Exercise prompt – Copy each line of the data below exactly, leaving out pictures.

begin

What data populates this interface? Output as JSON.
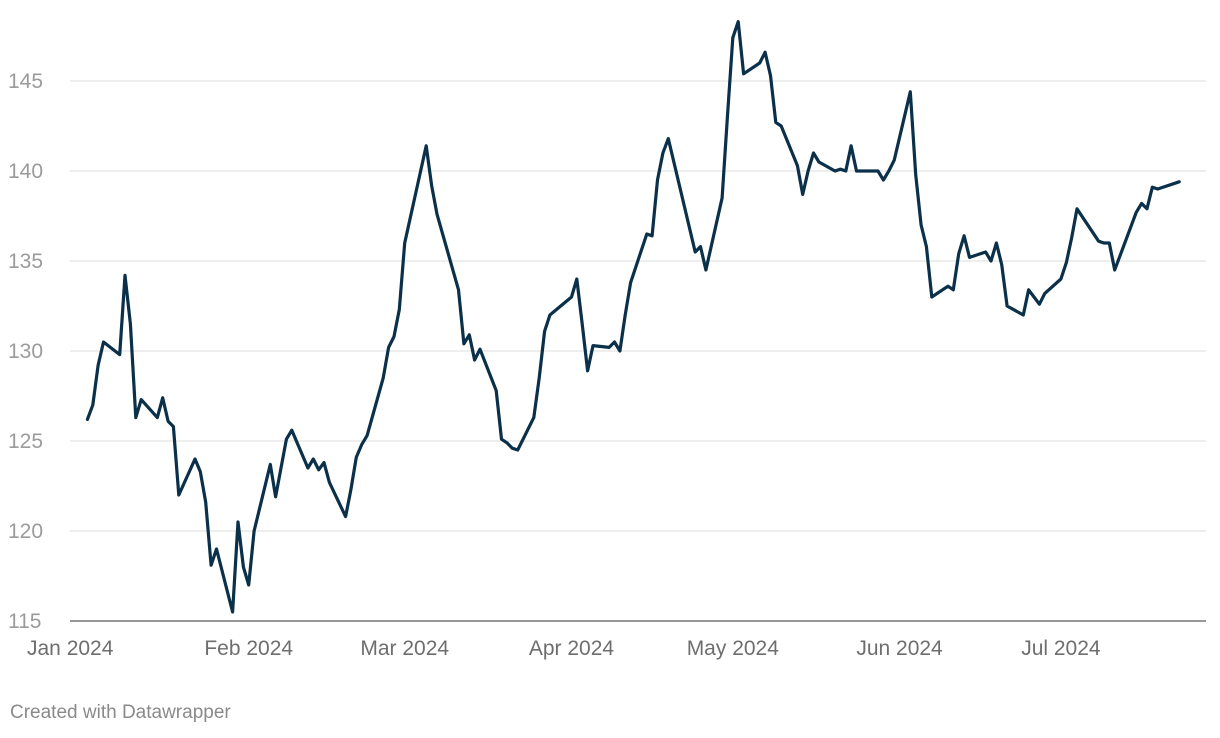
{
  "chart_data": {
    "type": "line",
    "title": "",
    "xlabel": "",
    "ylabel": "",
    "xlim": [
      "2024-01-01",
      "2024-07-25"
    ],
    "ylim": [
      115,
      148
    ],
    "yticks": [
      115,
      120,
      125,
      130,
      135,
      140,
      145
    ],
    "xticks": [
      {
        "date": "2024-01-01",
        "label": "Jan 2024"
      },
      {
        "date": "2024-02-01",
        "label": "Feb 2024"
      },
      {
        "date": "2024-03-01",
        "label": "Mar 2024"
      },
      {
        "date": "2024-04-01",
        "label": "Apr 2024"
      },
      {
        "date": "2024-05-01",
        "label": "May 2024"
      },
      {
        "date": "2024-06-01",
        "label": "Jun 2024"
      },
      {
        "date": "2024-07-01",
        "label": "Jul 2024"
      }
    ],
    "grid": true,
    "line_color": "#0b3049",
    "series": [
      {
        "points": [
          [
            "2024-01-02",
            126.2
          ],
          [
            "2024-01-03",
            127.0
          ],
          [
            "2024-01-04",
            129.2
          ],
          [
            "2024-01-05",
            130.5
          ],
          [
            "2024-01-08",
            129.8
          ],
          [
            "2024-01-09",
            134.2
          ],
          [
            "2024-01-10",
            131.5
          ],
          [
            "2024-01-11",
            126.3
          ],
          [
            "2024-01-12",
            127.3
          ],
          [
            "2024-01-15",
            126.3
          ],
          [
            "2024-01-16",
            127.4
          ],
          [
            "2024-01-17",
            126.1
          ],
          [
            "2024-01-18",
            125.8
          ],
          [
            "2024-01-19",
            122.0
          ],
          [
            "2024-01-22",
            124.0
          ],
          [
            "2024-01-23",
            123.3
          ],
          [
            "2024-01-24",
            121.6
          ],
          [
            "2024-01-25",
            118.1
          ],
          [
            "2024-01-26",
            119.0
          ],
          [
            "2024-01-29",
            115.5
          ],
          [
            "2024-01-30",
            120.5
          ],
          [
            "2024-01-31",
            118.0
          ],
          [
            "2024-02-01",
            117.0
          ],
          [
            "2024-02-02",
            120.0
          ],
          [
            "2024-02-05",
            123.7
          ],
          [
            "2024-02-06",
            121.9
          ],
          [
            "2024-02-07",
            123.5
          ],
          [
            "2024-02-08",
            125.1
          ],
          [
            "2024-02-09",
            125.6
          ],
          [
            "2024-02-12",
            123.5
          ],
          [
            "2024-02-13",
            124.0
          ],
          [
            "2024-02-14",
            123.4
          ],
          [
            "2024-02-15",
            123.8
          ],
          [
            "2024-02-16",
            122.7
          ],
          [
            "2024-02-19",
            120.8
          ],
          [
            "2024-02-20",
            122.3
          ],
          [
            "2024-02-21",
            124.1
          ],
          [
            "2024-02-22",
            124.8
          ],
          [
            "2024-02-23",
            125.3
          ],
          [
            "2024-02-26",
            128.5
          ],
          [
            "2024-02-27",
            130.2
          ],
          [
            "2024-02-28",
            130.8
          ],
          [
            "2024-02-29",
            132.3
          ],
          [
            "2024-03-01",
            136.0
          ],
          [
            "2024-03-05",
            141.4
          ],
          [
            "2024-03-06",
            139.2
          ],
          [
            "2024-03-07",
            137.6
          ],
          [
            "2024-03-11",
            133.4
          ],
          [
            "2024-03-12",
            130.4
          ],
          [
            "2024-03-13",
            130.9
          ],
          [
            "2024-03-14",
            129.5
          ],
          [
            "2024-03-15",
            130.1
          ],
          [
            "2024-03-18",
            127.8
          ],
          [
            "2024-03-19",
            125.1
          ],
          [
            "2024-03-20",
            124.9
          ],
          [
            "2024-03-21",
            124.6
          ],
          [
            "2024-03-22",
            124.5
          ],
          [
            "2024-03-25",
            126.3
          ],
          [
            "2024-03-26",
            128.5
          ],
          [
            "2024-03-27",
            131.1
          ],
          [
            "2024-03-28",
            132.0
          ],
          [
            "2024-04-01",
            133.0
          ],
          [
            "2024-04-02",
            134.0
          ],
          [
            "2024-04-03",
            131.5
          ],
          [
            "2024-04-04",
            128.9
          ],
          [
            "2024-04-05",
            130.3
          ],
          [
            "2024-04-08",
            130.2
          ],
          [
            "2024-04-09",
            130.5
          ],
          [
            "2024-04-10",
            130.0
          ],
          [
            "2024-04-11",
            132.0
          ],
          [
            "2024-04-12",
            133.8
          ],
          [
            "2024-04-15",
            136.5
          ],
          [
            "2024-04-16",
            136.4
          ],
          [
            "2024-04-17",
            139.5
          ],
          [
            "2024-04-18",
            141.0
          ],
          [
            "2024-04-19",
            141.8
          ],
          [
            "2024-04-24",
            135.5
          ],
          [
            "2024-04-25",
            135.8
          ],
          [
            "2024-04-26",
            134.5
          ],
          [
            "2024-04-29",
            138.5
          ],
          [
            "2024-04-30",
            143.0
          ],
          [
            "2024-05-01",
            147.4
          ],
          [
            "2024-05-02",
            148.3
          ],
          [
            "2024-05-03",
            145.4
          ],
          [
            "2024-05-06",
            146.0
          ],
          [
            "2024-05-07",
            146.6
          ],
          [
            "2024-05-08",
            145.3
          ],
          [
            "2024-05-09",
            142.7
          ],
          [
            "2024-05-10",
            142.5
          ],
          [
            "2024-05-13",
            140.3
          ],
          [
            "2024-05-14",
            138.7
          ],
          [
            "2024-05-15",
            140.0
          ],
          [
            "2024-05-16",
            141.0
          ],
          [
            "2024-05-17",
            140.5
          ],
          [
            "2024-05-20",
            140.0
          ],
          [
            "2024-05-21",
            140.1
          ],
          [
            "2024-05-22",
            140.0
          ],
          [
            "2024-05-23",
            141.4
          ],
          [
            "2024-05-24",
            140.0
          ],
          [
            "2024-05-28",
            140.0
          ],
          [
            "2024-05-29",
            139.5
          ],
          [
            "2024-05-30",
            140.0
          ],
          [
            "2024-05-31",
            140.6
          ],
          [
            "2024-06-03",
            144.4
          ],
          [
            "2024-06-04",
            139.8
          ],
          [
            "2024-06-05",
            137.0
          ],
          [
            "2024-06-06",
            135.8
          ],
          [
            "2024-06-07",
            133.0
          ],
          [
            "2024-06-10",
            133.6
          ],
          [
            "2024-06-11",
            133.4
          ],
          [
            "2024-06-12",
            135.4
          ],
          [
            "2024-06-13",
            136.4
          ],
          [
            "2024-06-14",
            135.2
          ],
          [
            "2024-06-17",
            135.5
          ],
          [
            "2024-06-18",
            135.0
          ],
          [
            "2024-06-19",
            136.0
          ],
          [
            "2024-06-20",
            134.8
          ],
          [
            "2024-06-21",
            132.5
          ],
          [
            "2024-06-24",
            132.0
          ],
          [
            "2024-06-25",
            133.4
          ],
          [
            "2024-06-26",
            133.0
          ],
          [
            "2024-06-27",
            132.6
          ],
          [
            "2024-06-28",
            133.2
          ],
          [
            "2024-07-01",
            134.0
          ],
          [
            "2024-07-02",
            134.9
          ],
          [
            "2024-07-03",
            136.3
          ],
          [
            "2024-07-04",
            137.9
          ],
          [
            "2024-07-08",
            136.1
          ],
          [
            "2024-07-09",
            136.0
          ],
          [
            "2024-07-10",
            136.0
          ],
          [
            "2024-07-11",
            134.5
          ],
          [
            "2024-07-15",
            137.7
          ],
          [
            "2024-07-16",
            138.2
          ],
          [
            "2024-07-17",
            137.9
          ],
          [
            "2024-07-18",
            139.1
          ],
          [
            "2024-07-19",
            139.0
          ],
          [
            "2024-07-23",
            139.4
          ]
        ]
      }
    ]
  },
  "footer": {
    "credit": "Created with Datawrapper"
  }
}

end

Task response –
What data populates this interface? Output as JSON.
{
  "chart_data": {
    "type": "line",
    "title": "",
    "xlabel": "",
    "ylabel": "",
    "xlim": [
      "2024-01-01",
      "2024-07-25"
    ],
    "ylim": [
      115,
      148
    ],
    "yticks": [
      115,
      120,
      125,
      130,
      135,
      140,
      145
    ],
    "xticks": [
      {
        "date": "2024-01-01",
        "label": "Jan 2024"
      },
      {
        "date": "2024-02-01",
        "label": "Feb 2024"
      },
      {
        "date": "2024-03-01",
        "label": "Mar 2024"
      },
      {
        "date": "2024-04-01",
        "label": "Apr 2024"
      },
      {
        "date": "2024-05-01",
        "label": "May 2024"
      },
      {
        "date": "2024-06-01",
        "label": "Jun 2024"
      },
      {
        "date": "2024-07-01",
        "label": "Jul 2024"
      }
    ],
    "grid": true,
    "line_color": "#0b3049",
    "series": [
      {
        "points": [
          [
            "2024-01-02",
            126.2
          ],
          [
            "2024-01-03",
            127.0
          ],
          [
            "2024-01-04",
            129.2
          ],
          [
            "2024-01-05",
            130.5
          ],
          [
            "2024-01-08",
            129.8
          ],
          [
            "2024-01-09",
            134.2
          ],
          [
            "2024-01-10",
            131.5
          ],
          [
            "2024-01-11",
            126.3
          ],
          [
            "2024-01-12",
            127.3
          ],
          [
            "2024-01-15",
            126.3
          ],
          [
            "2024-01-16",
            127.4
          ],
          [
            "2024-01-17",
            126.1
          ],
          [
            "2024-01-18",
            125.8
          ],
          [
            "2024-01-19",
            122.0
          ],
          [
            "2024-01-22",
            124.0
          ],
          [
            "2024-01-23",
            123.3
          ],
          [
            "2024-01-24",
            121.6
          ],
          [
            "2024-01-25",
            118.1
          ],
          [
            "2024-01-26",
            119.0
          ],
          [
            "2024-01-29",
            115.5
          ],
          [
            "2024-01-30",
            120.5
          ],
          [
            "2024-01-31",
            118.0
          ],
          [
            "2024-02-01",
            117.0
          ],
          [
            "2024-02-02",
            120.0
          ],
          [
            "2024-02-05",
            123.7
          ],
          [
            "2024-02-06",
            121.9
          ],
          [
            "2024-02-07",
            123.5
          ],
          [
            "2024-02-08",
            125.1
          ],
          [
            "2024-02-09",
            125.6
          ],
          [
            "2024-02-12",
            123.5
          ],
          [
            "2024-02-13",
            124.0
          ],
          [
            "2024-02-14",
            123.4
          ],
          [
            "2024-02-15",
            123.8
          ],
          [
            "2024-02-16",
            122.7
          ],
          [
            "2024-02-19",
            120.8
          ],
          [
            "2024-02-20",
            122.3
          ],
          [
            "2024-02-21",
            124.1
          ],
          [
            "2024-02-22",
            124.8
          ],
          [
            "2024-02-23",
            125.3
          ],
          [
            "2024-02-26",
            128.5
          ],
          [
            "2024-02-27",
            130.2
          ],
          [
            "2024-02-28",
            130.8
          ],
          [
            "2024-02-29",
            132.3
          ],
          [
            "2024-03-01",
            136.0
          ],
          [
            "2024-03-05",
            141.4
          ],
          [
            "2024-03-06",
            139.2
          ],
          [
            "2024-03-07",
            137.6
          ],
          [
            "2024-03-11",
            133.4
          ],
          [
            "2024-03-12",
            130.4
          ],
          [
            "2024-03-13",
            130.9
          ],
          [
            "2024-03-14",
            129.5
          ],
          [
            "2024-03-15",
            130.1
          ],
          [
            "2024-03-18",
            127.8
          ],
          [
            "2024-03-19",
            125.1
          ],
          [
            "2024-03-20",
            124.9
          ],
          [
            "2024-03-21",
            124.6
          ],
          [
            "2024-03-22",
            124.5
          ],
          [
            "2024-03-25",
            126.3
          ],
          [
            "2024-03-26",
            128.5
          ],
          [
            "2024-03-27",
            131.1
          ],
          [
            "2024-03-28",
            132.0
          ],
          [
            "2024-04-01",
            133.0
          ],
          [
            "2024-04-02",
            134.0
          ],
          [
            "2024-04-03",
            131.5
          ],
          [
            "2024-04-04",
            128.9
          ],
          [
            "2024-04-05",
            130.3
          ],
          [
            "2024-04-08",
            130.2
          ],
          [
            "2024-04-09",
            130.5
          ],
          [
            "2024-04-10",
            130.0
          ],
          [
            "2024-04-11",
            132.0
          ],
          [
            "2024-04-12",
            133.8
          ],
          [
            "2024-04-15",
            136.5
          ],
          [
            "2024-04-16",
            136.4
          ],
          [
            "2024-04-17",
            139.5
          ],
          [
            "2024-04-18",
            141.0
          ],
          [
            "2024-04-19",
            141.8
          ],
          [
            "2024-04-24",
            135.5
          ],
          [
            "2024-04-25",
            135.8
          ],
          [
            "2024-04-26",
            134.5
          ],
          [
            "2024-04-29",
            138.5
          ],
          [
            "2024-04-30",
            143.0
          ],
          [
            "2024-05-01",
            147.4
          ],
          [
            "2024-05-02",
            148.3
          ],
          [
            "2024-05-03",
            145.4
          ],
          [
            "2024-05-06",
            146.0
          ],
          [
            "2024-05-07",
            146.6
          ],
          [
            "2024-05-08",
            145.3
          ],
          [
            "2024-05-09",
            142.7
          ],
          [
            "2024-05-10",
            142.5
          ],
          [
            "2024-05-13",
            140.3
          ],
          [
            "2024-05-14",
            138.7
          ],
          [
            "2024-05-15",
            140.0
          ],
          [
            "2024-05-16",
            141.0
          ],
          [
            "2024-05-17",
            140.5
          ],
          [
            "2024-05-20",
            140.0
          ],
          [
            "2024-05-21",
            140.1
          ],
          [
            "2024-05-22",
            140.0
          ],
          [
            "2024-05-23",
            141.4
          ],
          [
            "2024-05-24",
            140.0
          ],
          [
            "2024-05-28",
            140.0
          ],
          [
            "2024-05-29",
            139.5
          ],
          [
            "2024-05-30",
            140.0
          ],
          [
            "2024-05-31",
            140.6
          ],
          [
            "2024-06-03",
            144.4
          ],
          [
            "2024-06-04",
            139.8
          ],
          [
            "2024-06-05",
            137.0
          ],
          [
            "2024-06-06",
            135.8
          ],
          [
            "2024-06-07",
            133.0
          ],
          [
            "2024-06-10",
            133.6
          ],
          [
            "2024-06-11",
            133.4
          ],
          [
            "2024-06-12",
            135.4
          ],
          [
            "2024-06-13",
            136.4
          ],
          [
            "2024-06-14",
            135.2
          ],
          [
            "2024-06-17",
            135.5
          ],
          [
            "2024-06-18",
            135.0
          ],
          [
            "2024-06-19",
            136.0
          ],
          [
            "2024-06-20",
            134.8
          ],
          [
            "2024-06-21",
            132.5
          ],
          [
            "2024-06-24",
            132.0
          ],
          [
            "2024-06-25",
            133.4
          ],
          [
            "2024-06-26",
            133.0
          ],
          [
            "2024-06-27",
            132.6
          ],
          [
            "2024-06-28",
            133.2
          ],
          [
            "2024-07-01",
            134.0
          ],
          [
            "2024-07-02",
            134.9
          ],
          [
            "2024-07-03",
            136.3
          ],
          [
            "2024-07-04",
            137.9
          ],
          [
            "2024-07-08",
            136.1
          ],
          [
            "2024-07-09",
            136.0
          ],
          [
            "2024-07-10",
            136.0
          ],
          [
            "2024-07-11",
            134.5
          ],
          [
            "2024-07-15",
            137.7
          ],
          [
            "2024-07-16",
            138.2
          ],
          [
            "2024-07-17",
            137.9
          ],
          [
            "2024-07-18",
            139.1
          ],
          [
            "2024-07-19",
            139.0
          ],
          [
            "2024-07-23",
            139.4
          ]
        ]
      }
    ]
  },
  "footer": {
    "credit": "Created with Datawrapper"
  }
}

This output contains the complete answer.